**Goal:** Exactly repeat the material, dropping every picture from the copy.

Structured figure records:
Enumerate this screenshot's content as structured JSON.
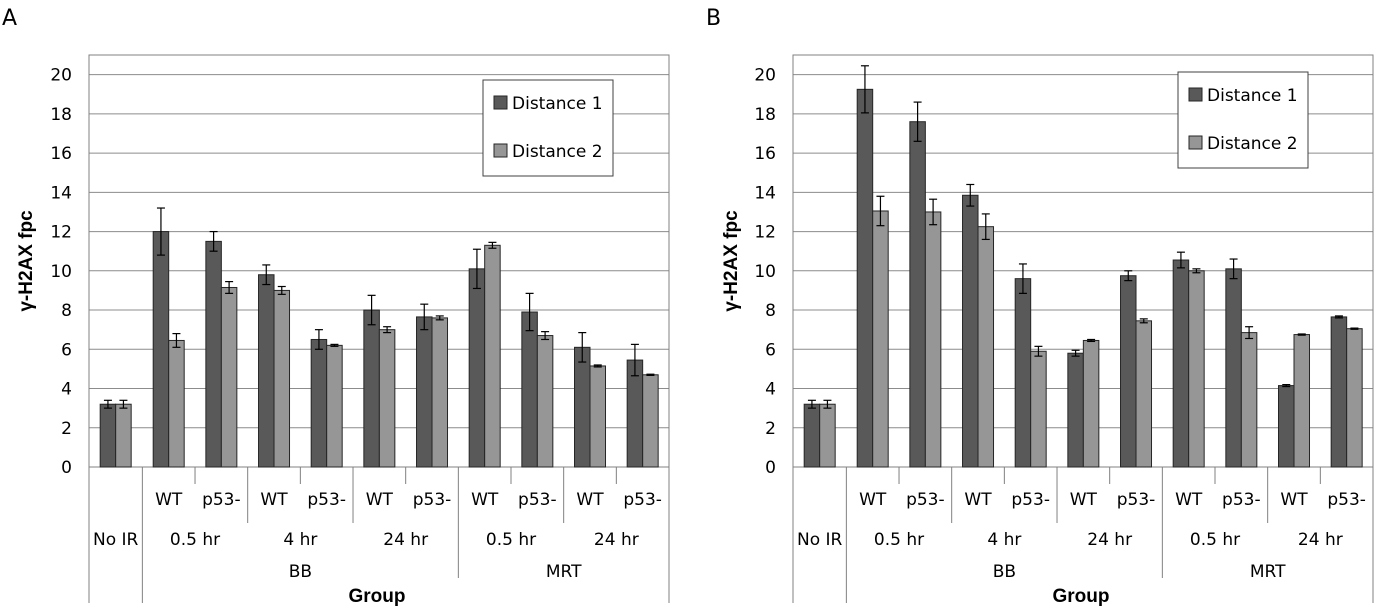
{
  "chart_data": [
    {
      "type": "bar",
      "panel": "A",
      "ylabel": "γ-H2AX fpc",
      "xlabel": "Group",
      "ylim": [
        0,
        21
      ],
      "yticks": [
        0,
        2,
        4,
        6,
        8,
        10,
        12,
        14,
        16,
        18,
        20
      ],
      "grid": true,
      "legend_position": "top-right",
      "categories": [
        "No IR",
        "BB 0.5 hr WT",
        "BB 0.5 hr p53-",
        "BB 4 hr WT",
        "BB 4 hr p53-",
        "BB 24 hr WT",
        "BB 24 hr p53-",
        "MRT 0.5 hr WT",
        "MRT 0.5 hr p53-",
        "MRT 24 hr WT",
        "MRT 24 hr p53-"
      ],
      "series": [
        {
          "name": "Distance 1",
          "color": "#595959",
          "values": [
            3.2,
            12.0,
            11.5,
            9.8,
            6.5,
            8.0,
            7.65,
            10.1,
            7.9,
            6.1,
            5.45
          ],
          "errors": [
            0.2,
            1.2,
            0.5,
            0.5,
            0.5,
            0.75,
            0.65,
            1.0,
            0.95,
            0.75,
            0.8
          ]
        },
        {
          "name": "Distance 2",
          "color": "#969696",
          "values": [
            3.2,
            6.45,
            9.15,
            9.0,
            6.2,
            7.0,
            7.6,
            11.3,
            6.7,
            5.15,
            4.7
          ],
          "errors": [
            0.2,
            0.35,
            0.3,
            0.2,
            0.05,
            0.15,
            0.1,
            0.15,
            0.2,
            0.05,
            0.03
          ]
        }
      ]
    },
    {
      "type": "bar",
      "panel": "B",
      "ylabel": "γ-H2AX fpc",
      "xlabel": "Group",
      "ylim": [
        0,
        21
      ],
      "yticks": [
        0,
        2,
        4,
        6,
        8,
        10,
        12,
        14,
        16,
        18,
        20
      ],
      "grid": true,
      "legend_position": "top-right",
      "categories": [
        "No IR",
        "BB 0.5 hr WT",
        "BB 0.5 hr p53-",
        "BB 4 hr WT",
        "BB 4 hr p53-",
        "BB 24 hr WT",
        "BB 24 hr p53-",
        "MRT 0.5 hr WT",
        "MRT 0.5 hr p53-",
        "MRT 24 hr WT",
        "MRT 24 hr p53-"
      ],
      "series": [
        {
          "name": "Distance 1",
          "color": "#595959",
          "values": [
            3.2,
            19.25,
            17.6,
            13.85,
            9.6,
            5.8,
            9.75,
            10.55,
            10.1,
            4.15,
            7.65
          ],
          "errors": [
            0.2,
            1.2,
            1.0,
            0.55,
            0.75,
            0.15,
            0.25,
            0.4,
            0.5,
            0.05,
            0.05
          ]
        },
        {
          "name": "Distance 2",
          "color": "#969696",
          "values": [
            3.2,
            13.05,
            13.0,
            12.25,
            5.9,
            6.45,
            7.45,
            10.0,
            6.85,
            6.75,
            7.05
          ],
          "errors": [
            0.2,
            0.75,
            0.65,
            0.65,
            0.25,
            0.05,
            0.1,
            0.1,
            0.3,
            0.03,
            0.03
          ]
        }
      ]
    }
  ],
  "panels": [
    {
      "letter": "A",
      "ylabel": "γ-H2AX fpc",
      "xlabel": "Group",
      "legend": [
        "Distance 1",
        "Distance 2"
      ],
      "row1": [
        "WT",
        "p53-",
        "WT",
        "p53-",
        "WT",
        "p53-",
        "WT",
        "p53-",
        "WT",
        "p53-"
      ],
      "row2": [
        "No IR",
        "0.5 hr",
        "4 hr",
        "24 hr",
        "0.5 hr",
        "24 hr"
      ],
      "row3": [
        "BB",
        "MRT"
      ]
    },
    {
      "letter": "B",
      "ylabel": "γ-H2AX fpc",
      "xlabel": "Group",
      "legend": [
        "Distance 1",
        "Distance 2"
      ],
      "row1": [
        "WT",
        "p53-",
        "WT",
        "p53-",
        "WT",
        "p53-",
        "WT",
        "p53-",
        "WT",
        "p53-"
      ],
      "row2": [
        "No IR",
        "0.5 hr",
        "4 hr",
        "24 hr",
        "0.5 hr",
        "24 hr"
      ],
      "row3": [
        "BB",
        "MRT"
      ]
    }
  ]
}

**Exercise response:**
Enumerate this screenshot's content as structured JSON.
{
  "chart_data": [
    {
      "type": "bar",
      "panel": "A",
      "ylabel": "γ-H2AX fpc",
      "xlabel": "Group",
      "ylim": [
        0,
        21
      ],
      "yticks": [
        0,
        2,
        4,
        6,
        8,
        10,
        12,
        14,
        16,
        18,
        20
      ],
      "grid": true,
      "legend_position": "top-right",
      "categories": [
        "No IR",
        "BB 0.5 hr WT",
        "BB 0.5 hr p53-",
        "BB 4 hr WT",
        "BB 4 hr p53-",
        "BB 24 hr WT",
        "BB 24 hr p53-",
        "MRT 0.5 hr WT",
        "MRT 0.5 hr p53-",
        "MRT 24 hr WT",
        "MRT 24 hr p53-"
      ],
      "series": [
        {
          "name": "Distance 1",
          "color": "#595959",
          "values": [
            3.2,
            12.0,
            11.5,
            9.8,
            6.5,
            8.0,
            7.65,
            10.1,
            7.9,
            6.1,
            5.45
          ],
          "errors": [
            0.2,
            1.2,
            0.5,
            0.5,
            0.5,
            0.75,
            0.65,
            1.0,
            0.95,
            0.75,
            0.8
          ]
        },
        {
          "name": "Distance 2",
          "color": "#969696",
          "values": [
            3.2,
            6.45,
            9.15,
            9.0,
            6.2,
            7.0,
            7.6,
            11.3,
            6.7,
            5.15,
            4.7
          ],
          "errors": [
            0.2,
            0.35,
            0.3,
            0.2,
            0.05,
            0.15,
            0.1,
            0.15,
            0.2,
            0.05,
            0.03
          ]
        }
      ]
    },
    {
      "type": "bar",
      "panel": "B",
      "ylabel": "γ-H2AX fpc",
      "xlabel": "Group",
      "ylim": [
        0,
        21
      ],
      "yticks": [
        0,
        2,
        4,
        6,
        8,
        10,
        12,
        14,
        16,
        18,
        20
      ],
      "grid": true,
      "legend_position": "top-right",
      "categories": [
        "No IR",
        "BB 0.5 hr WT",
        "BB 0.5 hr p53-",
        "BB 4 hr WT",
        "BB 4 hr p53-",
        "BB 24 hr WT",
        "BB 24 hr p53-",
        "MRT 0.5 hr WT",
        "MRT 0.5 hr p53-",
        "MRT 24 hr WT",
        "MRT 24 hr p53-"
      ],
      "series": [
        {
          "name": "Distance 1",
          "color": "#595959",
          "values": [
            3.2,
            19.25,
            17.6,
            13.85,
            9.6,
            5.8,
            9.75,
            10.55,
            10.1,
            4.15,
            7.65
          ],
          "errors": [
            0.2,
            1.2,
            1.0,
            0.55,
            0.75,
            0.15,
            0.25,
            0.4,
            0.5,
            0.05,
            0.05
          ]
        },
        {
          "name": "Distance 2",
          "color": "#969696",
          "values": [
            3.2,
            13.05,
            13.0,
            12.25,
            5.9,
            6.45,
            7.45,
            10.0,
            6.85,
            6.75,
            7.05
          ],
          "errors": [
            0.2,
            0.75,
            0.65,
            0.65,
            0.25,
            0.05,
            0.1,
            0.1,
            0.3,
            0.03,
            0.03
          ]
        }
      ]
    }
  ],
  "panels": [
    {
      "letter": "A",
      "ylabel": "γ-H2AX fpc",
      "xlabel": "Group",
      "legend": [
        "Distance 1",
        "Distance 2"
      ],
      "row1": [
        "WT",
        "p53-",
        "WT",
        "p53-",
        "WT",
        "p53-",
        "WT",
        "p53-",
        "WT",
        "p53-"
      ],
      "row2": [
        "No IR",
        "0.5 hr",
        "4 hr",
        "24 hr",
        "0.5 hr",
        "24 hr"
      ],
      "row3": [
        "BB",
        "MRT"
      ]
    },
    {
      "letter": "B",
      "ylabel": "γ-H2AX fpc",
      "xlabel": "Group",
      "legend": [
        "Distance 1",
        "Distance 2"
      ],
      "row1": [
        "WT",
        "p53-",
        "WT",
        "p53-",
        "WT",
        "p53-",
        "WT",
        "p53-",
        "WT",
        "p53-"
      ],
      "row2": [
        "No IR",
        "0.5 hr",
        "4 hr",
        "24 hr",
        "0.5 hr",
        "24 hr"
      ],
      "row3": [
        "BB",
        "MRT"
      ]
    }
  ]
}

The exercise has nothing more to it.